Extract, from the listing that follows, each line containing the word "Pemuda".

>> BEGIN LISTED ENTRIES

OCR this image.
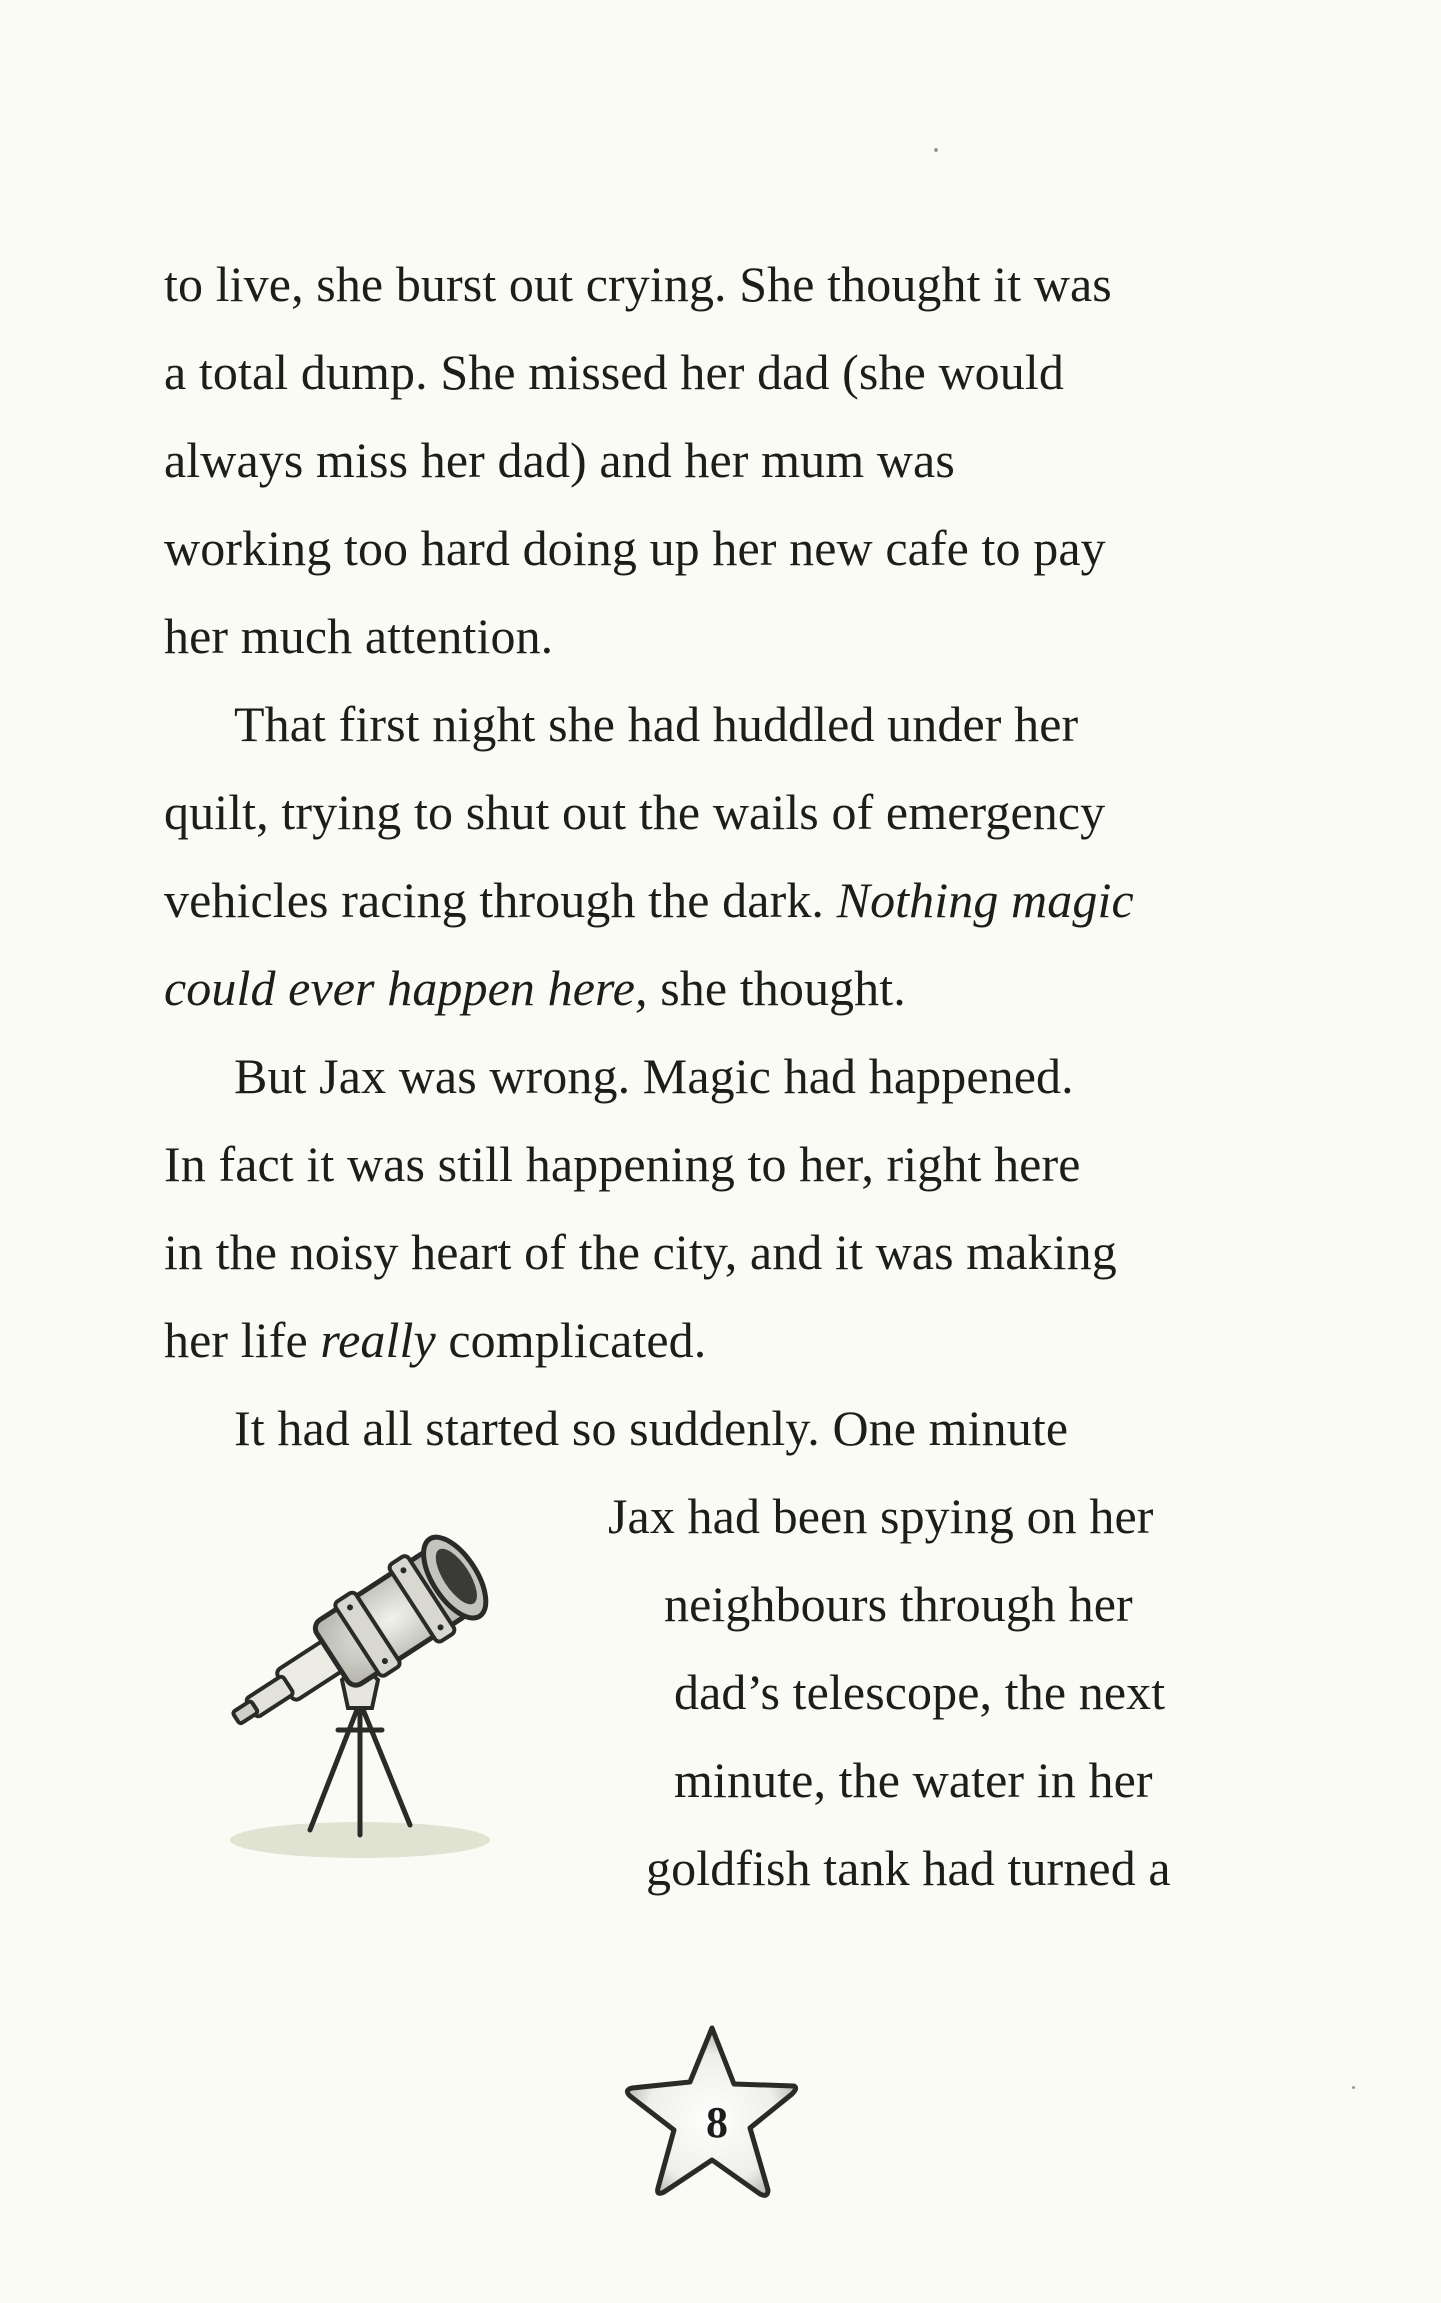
to live, she burst out crying. She thought it was

a total dump. She missed her dad (she would

always miss her dad) and her mum was

working too hard doing up her new cafe to pay

her much attention.

That first night she had huddled under her

quilt, trying to shut out the wails of emergency

vehicles racing through the dark. Nothing magic

could ever happen here, she thought.

But Jax was wrong. Magic had happened.

In fact it was still happening to her, right here

in the noisy heart of the city, and it was making

her life really complicated.

It had all started so suddenly. One minute

Jax had been spying on her

neighbours through her

dad’s telescope, the next

minute, the water in her

goldfish tank had turned a

8
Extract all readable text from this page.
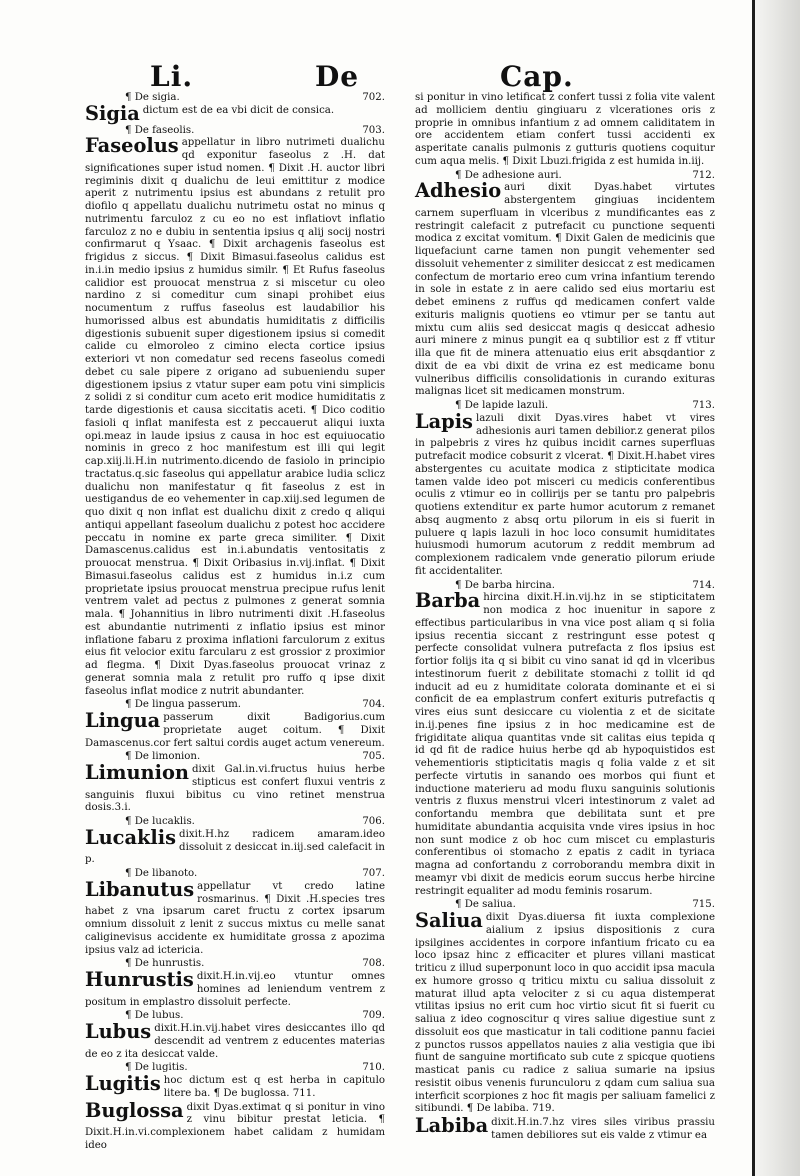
Li.	De	Cap.
¶ De sigia.	702.
Sigia dictum est de ea vbi dicit de consica.
¶ De faseolis.	703.
Faseolus appellatur in libro nutrimeti dualichu qd exponitur faseolus z .H. dat significationes super istud nomen. ¶ Dixit .H. auctor libri regiminis dixit q dualichu de leui emittitur z modice aperit z nutrimentu ipsius est abundans z retulit pro diofilo q appellatu dualichu nutrimetu ostat no minus q nutrimentu farculoz z cu eo no est inflatiovt inflatio farculoz z no e dubiu in sententia ipsius q alij socij nostri confirmarut q Ysaac. ¶ Dixit archagenis faseolus est frigidus z siccus. ¶ Dixit Bimasui.faseolus calidus est in.i.in medio ipsius z humidus similr. ¶ Et Rufus faseolus calidior est prouocat menstrua z si miscetur cu oleo nardino z si comeditur cum sinapi prohibet eius nocumentum z ruffus faseolus est laudabilior his humorissed albus est abundatis humiditatis z difficilis digestionis subuenit super digestionem ipsius si comedit calide cu elmoroleo z cimino electa cortice ipsius exteriori vt non comedatur sed recens faseolus comedi debet cu sale pipere z origano ad subueniendu super digestionem ipsius z vtatur super eam potu vini simplicis z solidi z si conditur cum aceto erit modice humiditatis z tarde digestionis et causa siccitatis aceti. ¶ Dico coditio fasioli q inflat manifesta est z peccauerut aliqui iuxta opi.meaz in laude ipsius z causa in hoc est equiuocatio nominis in greco z hoc manifestum est illi qui legit cap.xiij.li.H.in nutrimento.dicendo de fasiolo in principio tractatus.q.sic faseolus qui appellatur arabice ludia sclicz dualichu non manifestatur q fit faseolus z est in uestigandus de eo vehementer in cap.xiij.sed legumen de quo dixit q non inflat est dualichu dixit z credo q aliqui antiqui appellant faseolum dualichu z potest hoc accidere peccatu in nomine ex parte greca similiter. ¶ Dixit Damascenus.calidus est in.i.abundatis ventositatis z prouocat menstrua. ¶ Dixit Oribasius in.vij.inflat. ¶ Dixit Bimasui.faseolus calidus est z humidus in.i.z cum proprietate ipsius prouocat menstrua precipue rufus lenit ventrem valet ad pectus z pulmones z generat somnia mala. ¶ Johannitius in libro nutrimenti dixit .H.faseolus est abundantie nutrimenti z inflatio ipsius est minor inflatione fabaru z proxima inflationi farculorum z exitus eius fit velocior exitu farcularu z est grossior z proximior ad flegma. ¶ Dixit Dyas.faseolus prouocat vrinaz z generat somnia mala z retulit pro ruffo q ipse dixit faseolus inflat modice z nutrit abundanter.
¶ De lingua passerum.	704.
Lingua passerum dixit Badigorius.cum proprietate auget coitum. ¶ Dixit Damascenus.cor fert saltui cordis auget actum venereum.
¶ De limonion.	705.
Limunion dixit Gal.in.vi.fructus huius herbe stipticus est confert fluxui ventris z sanguinis fluxui bibitus cu vino retinet menstrua dosis.3.i.
¶ De lucaklis.	706.
Lucaklis dixit.H.hz radicem amaram.ideo dissoluit z desiccat in.iij.sed calefacit in p.
¶ De libanoto.	707.
Libanutus appellatur vt credo latine rosmarinus. ¶ Dixit .H.species tres habet z vna ipsarum caret fructu z cortex ipsarum omnium dissoluit z lenit z succus mixtus cu melle sanat caliginevisus accidente ex humiditate grossa z apozima ipsius valz ad ictericia.
¶ De hunrustis.	708.
Hunrustis dixit.H.in.vij.eo vtuntur omnes homines ad leniendum ventrem z positum in emplastro dissoluit perfecte.
¶ De lubus.	709.
Lubus dixit.H.in.vij.habet vires desiccantes illo qd descendit ad ventrem z educentes materias de eo z ita desiccat valde.
¶ De lugitis.	710.
Lugitis hoc dictum est q est herba in capitulo litere ba. ¶ De buglossa. 711.
Buglossa dixit Dyas.extimat q si ponitur in vino z vinu bibitur prestat leticia. ¶ Dixit.H.in.vi.complexionem habet calidam z humidam ideo
si ponitur in vino letificat z confert tussi z folia vite valent ad molliciem dentiu gingiuaru z vlcerationes oris z proprie in omnibus infantium z ad omnem caliditatem in ore accidentem etiam confert tussi accidenti ex asperitate canalis pulmonis z gutturis quotiens coquitur cum aqua melis. ¶ Dixit Lbuzi.frigida z est humida in.iij.
¶ De adhesione auri.	712.
Adhesio auri dixit Dyas.habet virtutes abstergentem gingiuas incidentem carnem superfluam in vlceribus z mundificantes eas z restringit calefacit z putrefacit cu punctione sequenti modica z excitat vomitum. ¶ Dixit Galen de medicinis que liquefaciunt carne tamen non pungit vehementer sed dissoluit vehementer z similiter desiccat z est medicamen confectum de mortario ereo cum vrina infantium terendo in sole in estate z in aere calido sed eius mortariu est debet eminens z ruffus qd medicamen confert valde exituris malignis quotiens eo vtimur per se tantu aut mixtu cum aliis sed desiccat magis q desiccat adhesio auri minere z minus pungit ea q subtilior est z ff vtitur illa que fit de minera attenuatio eius erit absqdantior z dixit de ea vbi dixit de vrina ez est medicame bonu vulneribus difficilis consolidationis in curando exituras malignas licet sit medicamen monstrum.
¶ De lapide lazuli.	713.
Lapis lazuli dixit Dyas.vires habet vt vires adhesionis auri tamen debilior.z generat pilos in palpebris z vires hz quibus incidit carnes superfluas putrefacit modice cobsurit z vlcerat. ¶ Dixit.H.habet vires abstergentes cu acuitate modica z stipticitate modica tamen valde ideo pot misceri cu medicis conferentibus oculis z vtimur eo in collirijs per se tantu pro palpebris quotiens extenditur ex parte humor acutorum z remanet absq augmento z absq ortu pilorum in eis si fuerit in puluere q lapis lazuli in hoc loco consumit humiditates huiusmodi humorum acutorum z reddit membrum ad complexionem radicalem vnde generatio pilorum eriude fit accidentaliter.
¶ De barba hircina.	714.
Barba hircina dixit.H.in.vij.hz in se stipticitatem non modica z hoc inuenitur in sapore z effectibus particularibus in vna vice post aliam q si folia ipsius recentia siccant z restringunt esse potest q perfecte consolidat vulnera putrefacta z flos ipsius est fortior folijs ita q si bibit cu vino sanat id qd in vlceribus intestinorum fuerit z debilitate stomachi z tollit id qd inducit ad eu z humiditate colorata dominante et ei si conficit de ea emplastrum confert exituris putrefactis q vires eius sunt desiccare cu violentia z et de sicitate in.ij.penes fine ipsius z in hoc medicamine est de frigiditate aliqua quantitas vnde sit calitas eius tepida q id qd fit de radice huius herbe qd ab hypoquistidos est vehementioris stipticitatis magis q folia valde z et sit perfecte virtutis in sanando oes morbos qui fiunt et inductione materieru ad modu fluxu sanguinis solutionis ventris z fluxus menstrui vlceri intestinorum z valet ad confortandu membra que debilitata sunt et pre humiditate abundantia acquisita vnde vires ipsius in hoc non sunt modice z ob hoc cum miscet cu emplasturis conferentibus oi stomacho z epatis z cadit in tyriaca magna ad confortandu z corroborandu membra dixit in meamyr vbi dixit de medicis eorum succus herbe hircine restringit equaliter ad modu feminis rosarum.
¶ De saliua.	715.
Saliua dixit Dyas.diuersa fit iuxta complexione aialium z ipsius dispositionis z cura ipsilgines accidentes in corpore infantium fricato cu ea loco ipsaz hinc z efficaciter et plures villani masticat triticu z illud superponunt loco in quo accidit ipsa macula ex humore grosso q triticu mixtu cu saliua dissoluit z maturat illud apta velociter z si cu aqua distemperat vtilitas ipsius no erit cum hoc virtio sicut fit si fuerit cu saliua z ideo cognoscitur q vires saliue digestiue sunt z dissoluit eos que masticatur in tali coditione pannu faciei z punctos russos appellatos nauies z alia vestigia que ibi fiunt de sanguine mortificato sub cute z spicque quotiens masticat panis cu radice z saliua sumarie na ipsius resistit oibus venenis furunculoru z qdam cum saliua sua interficit scorpiones z hoc fit magis per saliuam famelici z sitibundi. ¶ De labiba. 719.
Labiba dixit.H.in.7.hz vires siles viribus prassiu tamen debiliores sut eis valde z vtimur ea
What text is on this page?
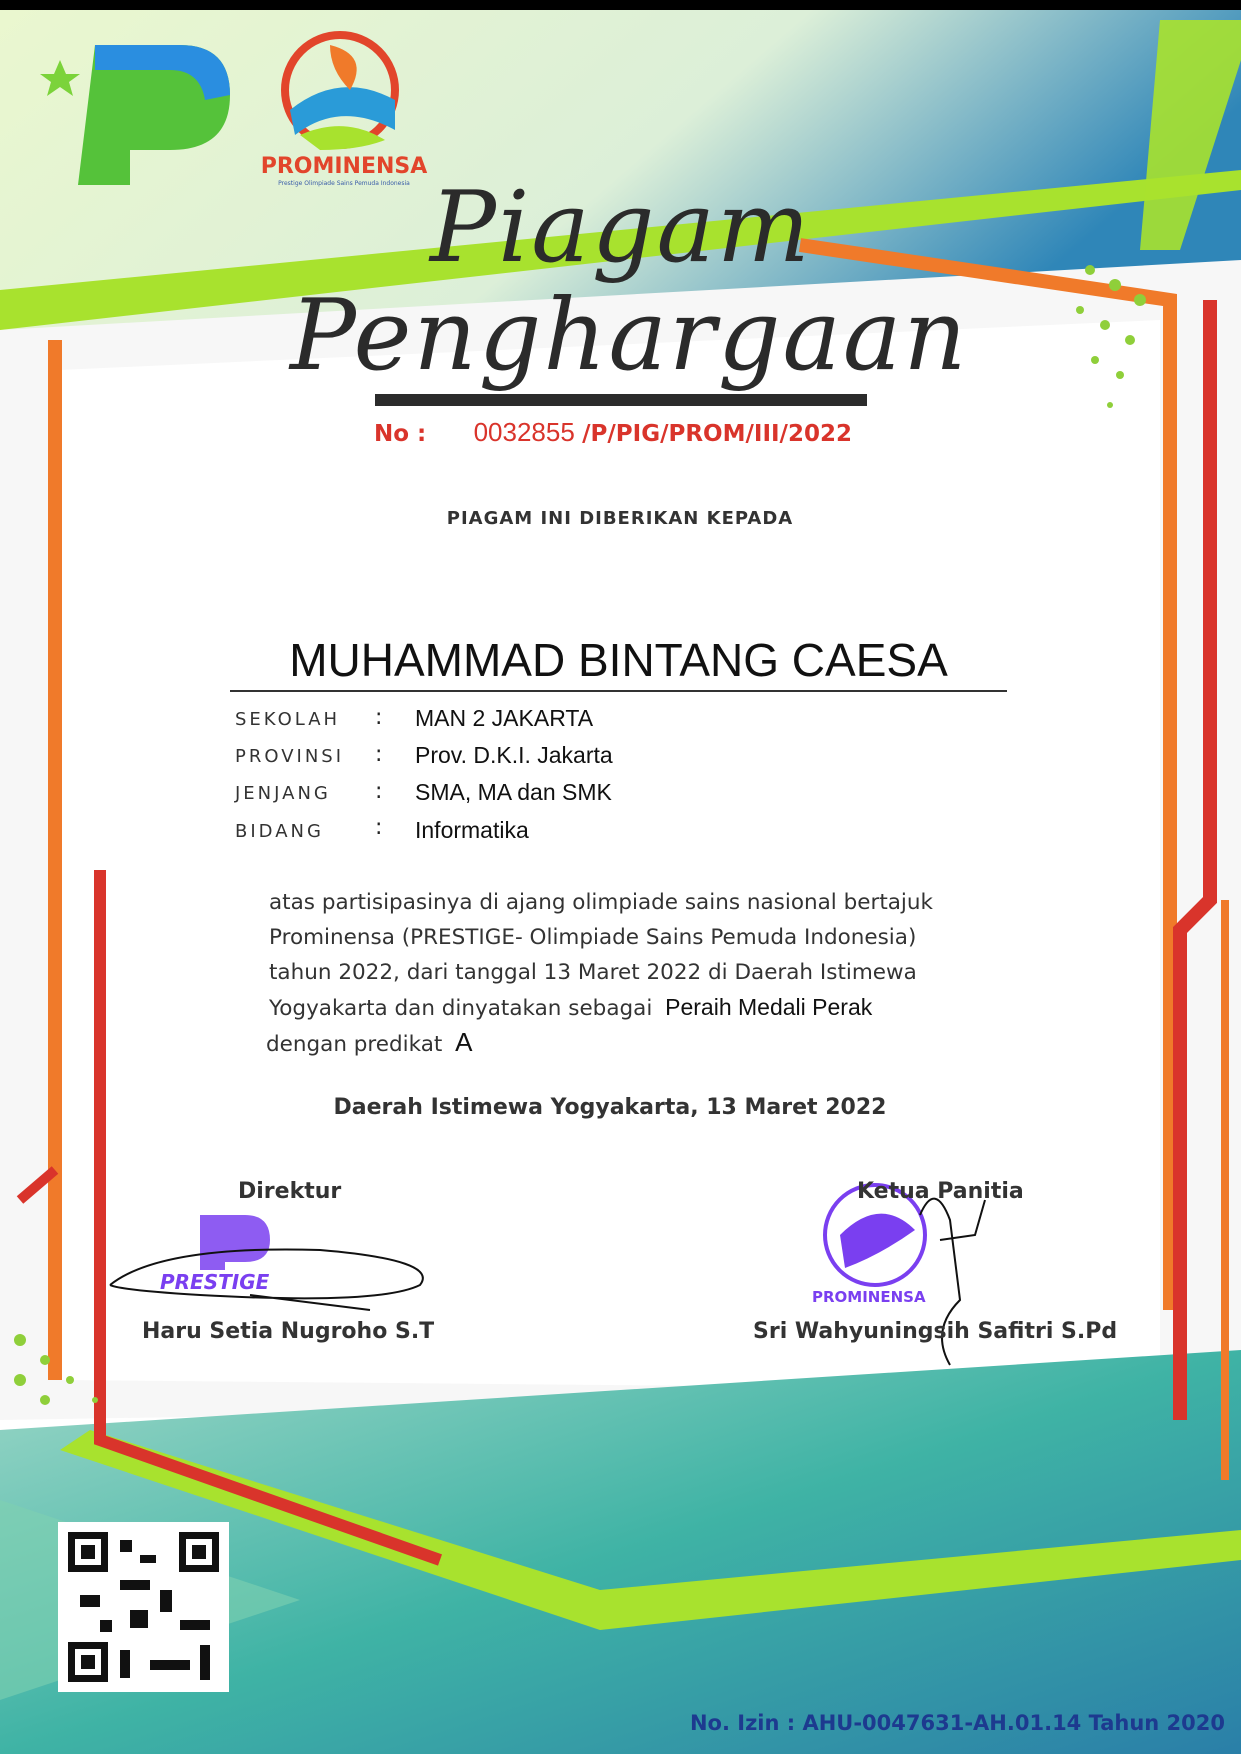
PROMINENSA
Prestige Olimpiade Sains Pemuda Indonesia Piagam
Penghargaan
No : 0032855 /P/PIG/PROM/III/2022
PIAGAM INI DIBERIKAN KEPADA
MUHAMMAD BINTANG CAESA
SEKOLAH : MAN 2 JAKARTA
PROVINSI : Prov. D.K.I. Jakarta
JENJANG : SMA, MA dan SMK
BIDANG : Informatika
atas partisipasinya di ajang olimpiade sains nasional bertajuk
Prominensa (PRESTIGE- Olimpiade Sains Pemuda Indonesia)
tahun 2022, dari tanggal 13 Maret 2022 di Daerah Istimewa
Yogyakarta dan dinyatakan sebagai Peraih Medali Perak
dengan predikat A
Daerah Istimewa Yogyakarta, 13 Maret 2022
Direktur
PRESTIGE
Haru Setia Nugroho S.T
Ketua Panitia
PROMINENSA
Sri Wahyuningsih Safitri S.Pd
No. Izin : AHU-0047631-AH.01.14 Tahun 2020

>> END LISTED ENTRIES

#### RESULT OF THIS EXERCISE:
Prestige Olimpiade Sains Pemuda Indonesia Piagam
Prominensa (PRESTIGE- Olimpiade Sains Pemuda Indonesia)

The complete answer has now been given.